*** Records supplied

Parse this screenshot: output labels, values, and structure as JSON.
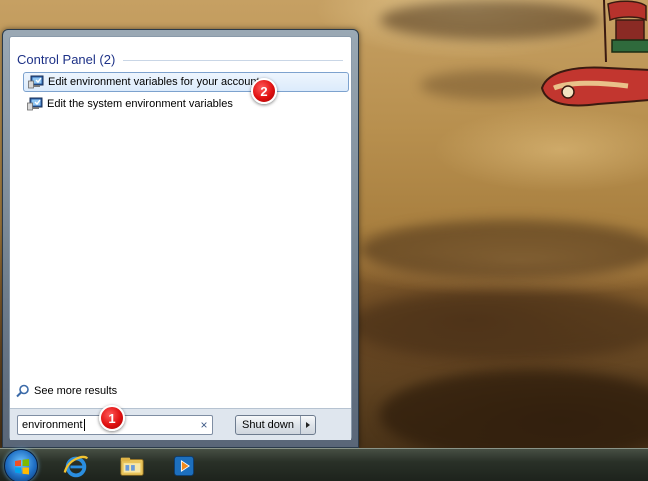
{
  "start_menu": {
    "group_header": "Control Panel (2)",
    "results": [
      {
        "label": "Edit environment variables for your account",
        "icon": "control-panel-system-icon",
        "highlighted": true
      },
      {
        "label": "Edit the system environment variables",
        "icon": "control-panel-system-icon",
        "highlighted": false
      }
    ],
    "see_more": "See more results",
    "search": {
      "value": "environment",
      "clear_icon": "×"
    },
    "shutdown": {
      "label": "Shut down"
    }
  },
  "callouts": {
    "first": "1",
    "second": "2"
  },
  "taskbar": {
    "items": [
      "start-orb-icon",
      "internet-explorer-icon",
      "windows-explorer-icon",
      "media-player-icon"
    ]
  },
  "colors": {
    "group_header": "#1e3287",
    "highlight_border": "#7da2ce",
    "badge": "#e01010"
  }
}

******

_Problem details_
Of the lines above, how many include the word "variables"? Reply with the number alone.

_Output for this task_
2